→ Exercise brief: Within the records that follow, find every line containing the string "JSON". Copy those lines.

→ Exercise material:
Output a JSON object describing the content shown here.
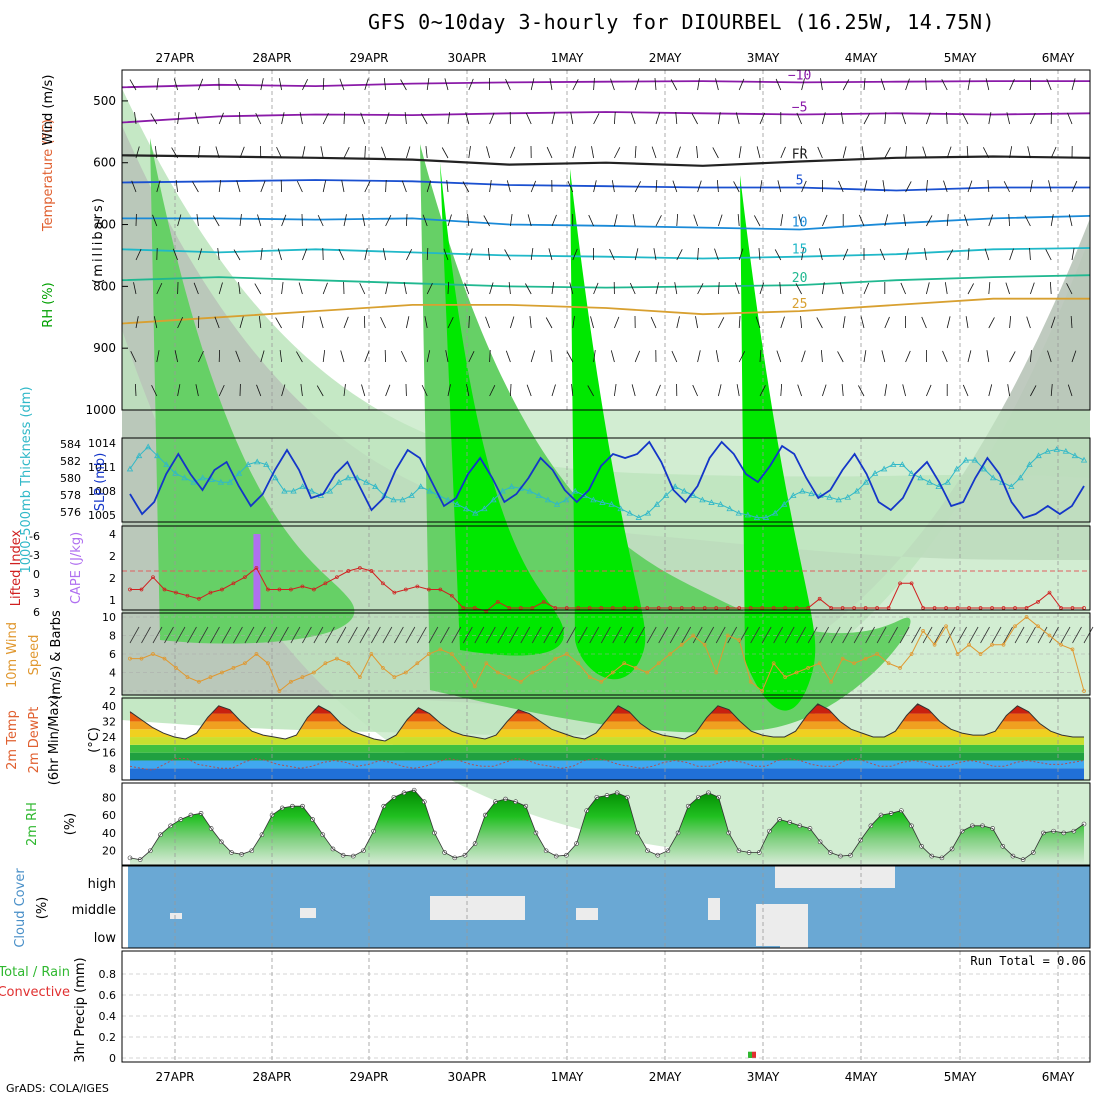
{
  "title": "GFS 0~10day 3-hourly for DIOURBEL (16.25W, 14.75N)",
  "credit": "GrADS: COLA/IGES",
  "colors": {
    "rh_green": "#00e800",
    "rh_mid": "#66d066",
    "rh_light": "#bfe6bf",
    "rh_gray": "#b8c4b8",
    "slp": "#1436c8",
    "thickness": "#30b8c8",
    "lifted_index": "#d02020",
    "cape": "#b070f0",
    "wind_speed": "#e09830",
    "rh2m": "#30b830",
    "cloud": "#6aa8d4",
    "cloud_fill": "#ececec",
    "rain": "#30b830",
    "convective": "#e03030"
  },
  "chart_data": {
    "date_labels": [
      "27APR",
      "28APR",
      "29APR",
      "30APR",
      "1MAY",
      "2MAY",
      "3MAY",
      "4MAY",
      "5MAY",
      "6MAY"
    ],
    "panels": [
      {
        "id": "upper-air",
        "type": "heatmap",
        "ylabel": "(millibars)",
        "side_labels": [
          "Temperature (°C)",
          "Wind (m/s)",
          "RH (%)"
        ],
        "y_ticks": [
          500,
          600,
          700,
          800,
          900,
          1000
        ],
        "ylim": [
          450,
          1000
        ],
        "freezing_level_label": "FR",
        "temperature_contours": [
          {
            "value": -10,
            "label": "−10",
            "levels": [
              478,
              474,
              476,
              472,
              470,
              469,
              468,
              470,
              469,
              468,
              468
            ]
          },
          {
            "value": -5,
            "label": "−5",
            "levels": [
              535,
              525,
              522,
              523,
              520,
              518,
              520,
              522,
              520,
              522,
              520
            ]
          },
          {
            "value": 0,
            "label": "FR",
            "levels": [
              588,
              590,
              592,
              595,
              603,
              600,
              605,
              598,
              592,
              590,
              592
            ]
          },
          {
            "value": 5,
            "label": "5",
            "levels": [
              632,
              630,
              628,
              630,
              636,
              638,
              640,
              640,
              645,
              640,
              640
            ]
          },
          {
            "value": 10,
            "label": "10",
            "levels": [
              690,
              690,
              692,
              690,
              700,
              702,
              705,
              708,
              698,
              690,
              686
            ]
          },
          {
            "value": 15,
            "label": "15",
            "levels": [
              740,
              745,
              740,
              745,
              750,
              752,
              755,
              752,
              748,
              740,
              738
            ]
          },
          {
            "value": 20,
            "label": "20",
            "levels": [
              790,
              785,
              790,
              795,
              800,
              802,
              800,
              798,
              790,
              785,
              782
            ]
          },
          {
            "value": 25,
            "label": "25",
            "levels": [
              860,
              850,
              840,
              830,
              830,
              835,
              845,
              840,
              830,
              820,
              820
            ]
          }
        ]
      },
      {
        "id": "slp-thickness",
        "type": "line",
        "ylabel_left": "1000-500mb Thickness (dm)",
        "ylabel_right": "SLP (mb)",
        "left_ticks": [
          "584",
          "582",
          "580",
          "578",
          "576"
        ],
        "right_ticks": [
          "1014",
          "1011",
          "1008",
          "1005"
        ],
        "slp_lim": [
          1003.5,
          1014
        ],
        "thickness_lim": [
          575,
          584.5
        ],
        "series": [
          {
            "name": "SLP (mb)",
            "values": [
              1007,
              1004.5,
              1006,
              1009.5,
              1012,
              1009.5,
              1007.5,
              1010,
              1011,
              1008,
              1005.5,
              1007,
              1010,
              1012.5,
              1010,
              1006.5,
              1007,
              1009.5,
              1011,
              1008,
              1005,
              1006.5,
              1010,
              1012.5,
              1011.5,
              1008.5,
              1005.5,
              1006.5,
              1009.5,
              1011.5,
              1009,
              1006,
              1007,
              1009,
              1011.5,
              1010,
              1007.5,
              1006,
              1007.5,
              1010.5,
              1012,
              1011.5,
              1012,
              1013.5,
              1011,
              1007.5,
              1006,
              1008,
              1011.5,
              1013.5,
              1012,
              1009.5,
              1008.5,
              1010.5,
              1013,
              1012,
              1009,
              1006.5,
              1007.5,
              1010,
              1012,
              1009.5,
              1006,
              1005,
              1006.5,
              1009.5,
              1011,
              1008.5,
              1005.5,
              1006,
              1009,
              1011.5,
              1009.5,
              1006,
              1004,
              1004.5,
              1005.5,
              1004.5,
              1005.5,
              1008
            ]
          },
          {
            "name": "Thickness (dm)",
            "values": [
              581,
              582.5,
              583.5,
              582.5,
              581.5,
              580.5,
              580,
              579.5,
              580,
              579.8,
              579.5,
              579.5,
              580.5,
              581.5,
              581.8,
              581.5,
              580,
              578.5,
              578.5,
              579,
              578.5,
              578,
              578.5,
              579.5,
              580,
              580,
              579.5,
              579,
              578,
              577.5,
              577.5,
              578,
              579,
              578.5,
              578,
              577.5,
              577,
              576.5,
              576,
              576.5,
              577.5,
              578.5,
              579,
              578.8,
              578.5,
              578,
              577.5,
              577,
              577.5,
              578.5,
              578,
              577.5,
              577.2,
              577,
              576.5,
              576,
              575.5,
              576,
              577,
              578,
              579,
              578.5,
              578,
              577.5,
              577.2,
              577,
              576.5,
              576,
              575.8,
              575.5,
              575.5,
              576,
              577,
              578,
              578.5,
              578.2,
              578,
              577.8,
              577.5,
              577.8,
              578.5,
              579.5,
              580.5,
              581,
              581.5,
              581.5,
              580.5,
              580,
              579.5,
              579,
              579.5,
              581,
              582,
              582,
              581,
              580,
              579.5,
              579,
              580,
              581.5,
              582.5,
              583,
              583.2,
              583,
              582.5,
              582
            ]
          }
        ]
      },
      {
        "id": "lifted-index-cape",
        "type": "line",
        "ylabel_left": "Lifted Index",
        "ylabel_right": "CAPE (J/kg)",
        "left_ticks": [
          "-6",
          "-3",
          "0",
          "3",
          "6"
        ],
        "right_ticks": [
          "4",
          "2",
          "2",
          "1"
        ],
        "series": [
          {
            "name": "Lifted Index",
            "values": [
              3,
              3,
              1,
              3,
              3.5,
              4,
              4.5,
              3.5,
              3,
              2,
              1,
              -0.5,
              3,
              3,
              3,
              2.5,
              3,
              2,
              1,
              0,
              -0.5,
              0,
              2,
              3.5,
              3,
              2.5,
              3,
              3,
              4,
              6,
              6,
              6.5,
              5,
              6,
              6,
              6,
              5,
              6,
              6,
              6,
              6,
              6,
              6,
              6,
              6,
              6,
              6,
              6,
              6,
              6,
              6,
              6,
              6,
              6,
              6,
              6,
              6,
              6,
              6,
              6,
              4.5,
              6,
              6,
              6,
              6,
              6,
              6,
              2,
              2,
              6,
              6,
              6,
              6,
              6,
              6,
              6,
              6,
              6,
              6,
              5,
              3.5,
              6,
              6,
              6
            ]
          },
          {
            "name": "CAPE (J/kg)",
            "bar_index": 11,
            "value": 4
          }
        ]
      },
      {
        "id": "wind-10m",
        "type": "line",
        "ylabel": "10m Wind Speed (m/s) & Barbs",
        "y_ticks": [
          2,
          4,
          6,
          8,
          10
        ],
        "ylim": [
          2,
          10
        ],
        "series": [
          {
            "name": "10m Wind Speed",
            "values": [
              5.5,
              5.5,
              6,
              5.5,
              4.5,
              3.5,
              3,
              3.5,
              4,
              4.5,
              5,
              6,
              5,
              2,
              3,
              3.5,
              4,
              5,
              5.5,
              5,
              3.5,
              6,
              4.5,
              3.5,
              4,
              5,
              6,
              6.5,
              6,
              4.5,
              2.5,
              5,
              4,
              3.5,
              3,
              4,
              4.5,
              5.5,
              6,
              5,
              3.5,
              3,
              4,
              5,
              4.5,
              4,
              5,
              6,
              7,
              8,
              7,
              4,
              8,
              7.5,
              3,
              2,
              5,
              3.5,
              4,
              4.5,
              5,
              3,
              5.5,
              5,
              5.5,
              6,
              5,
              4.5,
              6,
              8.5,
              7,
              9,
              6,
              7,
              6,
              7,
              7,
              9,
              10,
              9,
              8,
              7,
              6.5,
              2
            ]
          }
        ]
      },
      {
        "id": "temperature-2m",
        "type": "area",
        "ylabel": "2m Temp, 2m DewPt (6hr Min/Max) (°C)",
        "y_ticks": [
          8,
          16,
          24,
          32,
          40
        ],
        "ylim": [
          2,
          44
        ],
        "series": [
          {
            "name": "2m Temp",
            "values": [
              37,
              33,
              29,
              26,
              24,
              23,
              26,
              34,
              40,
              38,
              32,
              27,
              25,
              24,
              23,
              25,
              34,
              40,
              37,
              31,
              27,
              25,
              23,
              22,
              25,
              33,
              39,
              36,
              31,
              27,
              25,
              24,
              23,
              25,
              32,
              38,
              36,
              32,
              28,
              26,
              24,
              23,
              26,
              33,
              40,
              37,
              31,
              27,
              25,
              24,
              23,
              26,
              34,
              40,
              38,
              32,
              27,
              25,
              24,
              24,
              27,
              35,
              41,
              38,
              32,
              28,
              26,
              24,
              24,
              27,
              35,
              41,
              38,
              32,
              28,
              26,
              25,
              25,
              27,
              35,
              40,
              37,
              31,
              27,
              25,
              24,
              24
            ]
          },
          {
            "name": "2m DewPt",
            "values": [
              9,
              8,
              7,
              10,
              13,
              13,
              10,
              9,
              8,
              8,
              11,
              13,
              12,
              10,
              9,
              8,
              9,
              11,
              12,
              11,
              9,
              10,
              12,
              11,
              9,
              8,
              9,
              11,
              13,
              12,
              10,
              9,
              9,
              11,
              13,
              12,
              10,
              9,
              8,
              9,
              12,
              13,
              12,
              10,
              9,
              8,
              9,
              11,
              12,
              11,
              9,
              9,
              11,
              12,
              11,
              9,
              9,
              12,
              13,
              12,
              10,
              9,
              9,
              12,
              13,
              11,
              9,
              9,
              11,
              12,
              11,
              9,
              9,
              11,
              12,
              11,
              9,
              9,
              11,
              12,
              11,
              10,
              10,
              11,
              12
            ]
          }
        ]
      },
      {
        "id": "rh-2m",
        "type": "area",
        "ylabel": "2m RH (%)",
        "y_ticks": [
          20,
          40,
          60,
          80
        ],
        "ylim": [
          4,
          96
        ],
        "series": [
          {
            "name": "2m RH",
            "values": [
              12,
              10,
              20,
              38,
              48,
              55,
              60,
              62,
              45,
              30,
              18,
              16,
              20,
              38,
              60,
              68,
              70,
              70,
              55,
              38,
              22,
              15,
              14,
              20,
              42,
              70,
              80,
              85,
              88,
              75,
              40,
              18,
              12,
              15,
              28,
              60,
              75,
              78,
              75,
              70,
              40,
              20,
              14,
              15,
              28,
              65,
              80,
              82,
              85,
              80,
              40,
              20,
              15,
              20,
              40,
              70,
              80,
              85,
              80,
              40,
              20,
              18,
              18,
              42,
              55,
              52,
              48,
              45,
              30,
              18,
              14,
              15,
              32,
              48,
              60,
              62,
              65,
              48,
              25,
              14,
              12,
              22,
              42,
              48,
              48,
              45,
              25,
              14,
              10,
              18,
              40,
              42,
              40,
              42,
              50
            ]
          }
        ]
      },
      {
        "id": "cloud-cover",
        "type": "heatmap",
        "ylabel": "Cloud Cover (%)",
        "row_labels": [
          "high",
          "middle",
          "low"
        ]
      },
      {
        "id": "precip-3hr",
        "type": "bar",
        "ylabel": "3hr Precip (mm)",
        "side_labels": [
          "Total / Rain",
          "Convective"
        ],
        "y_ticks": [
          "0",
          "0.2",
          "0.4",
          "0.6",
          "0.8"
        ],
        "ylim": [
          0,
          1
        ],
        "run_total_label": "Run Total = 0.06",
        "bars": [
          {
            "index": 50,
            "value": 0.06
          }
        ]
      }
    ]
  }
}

* * *

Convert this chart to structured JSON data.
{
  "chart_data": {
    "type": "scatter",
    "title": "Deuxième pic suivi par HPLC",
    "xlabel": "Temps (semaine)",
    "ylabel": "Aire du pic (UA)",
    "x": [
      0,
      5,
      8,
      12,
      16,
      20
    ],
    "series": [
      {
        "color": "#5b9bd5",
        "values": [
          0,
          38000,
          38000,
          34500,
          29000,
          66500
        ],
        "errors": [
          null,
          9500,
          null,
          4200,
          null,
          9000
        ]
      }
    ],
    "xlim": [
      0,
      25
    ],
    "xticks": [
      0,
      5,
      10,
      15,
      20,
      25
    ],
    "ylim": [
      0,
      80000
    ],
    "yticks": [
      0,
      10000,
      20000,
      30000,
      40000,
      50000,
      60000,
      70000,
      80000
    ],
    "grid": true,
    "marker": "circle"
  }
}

→ Result of this task:
Output a JSON object describing the content shown here.
Convert this chart to structured JSON data.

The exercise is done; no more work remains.